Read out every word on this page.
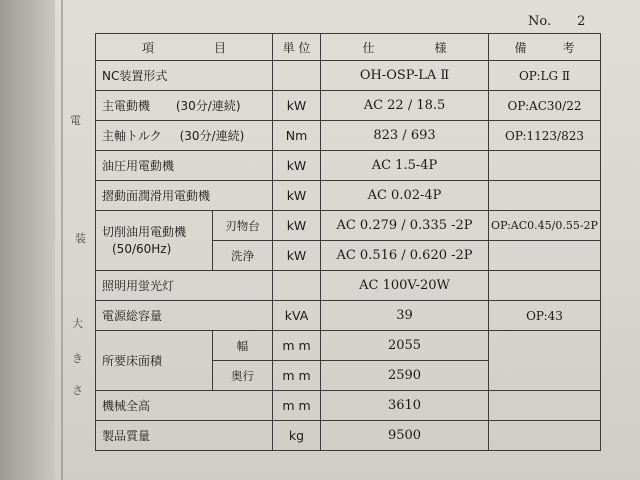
No. 2
電
装
大
き
さ
項　　　　　目		単 位	仕　　　　　様	備　　　考
NC装置形式			OH-OSP-LA Ⅱ	OP:LG Ⅱ
主電動機 (30分/連続)		kW	AC 22 / 18.5	OP:AC30/22
主軸トルク (30分/連続)		Nm	823 / 693	OP:1123/823
油圧用電動機		kW	AC 1.5-4P	
摺動面潤滑用電動機		kW	AC 0.02-4P	

切削油用電動機
(50/60Hz)	刃物台	kW	AC 0.279 / 0.335 -2P	OP:AC0.45/0.55-2P
	洗浄	kW	AC 0.516 / 0.620 -2P	
照明用蛍光灯			AC 100V-20W	
電源総容量		kVA	39	OP:43
所要床面積	幅	m m	2055	
	奥行	m m	2590	
機械全高		m m	3610	
製品質量		kg	9500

· · · · · · ·

Work to be completed —
Reproduce every record word for word. The copy must contain no pictures.

Written response —
Read out every word on this page.
No. 2
電
装
大
き
さ
項　　　　　目		単 位	仕　　　　　様	備　　　考
NC装置形式			OH-OSP-LA Ⅱ	OP:LG Ⅱ
主電動機 (30分/連続)		kW	AC 22 / 18.5	OP:AC30/22
主軸トルク (30分/連続)		Nm	823 / 693	OP:1123/823
油圧用電動機		kW	AC 1.5-4P	
摺動面潤滑用電動機		kW	AC 0.02-4P	

切削油用電動機
(50/60Hz)	刃物台	kW	AC 0.279 / 0.335 -2P	OP:AC0.45/0.55-2P
	洗浄	kW	AC 0.516 / 0.620 -2P	
照明用蛍光灯			AC 100V-20W	
電源総容量		kVA	39	OP:43
所要床面積	幅	m m	2055	
	奥行	m m	2590	
機械全高		m m	3610	
製品質量		kg	9500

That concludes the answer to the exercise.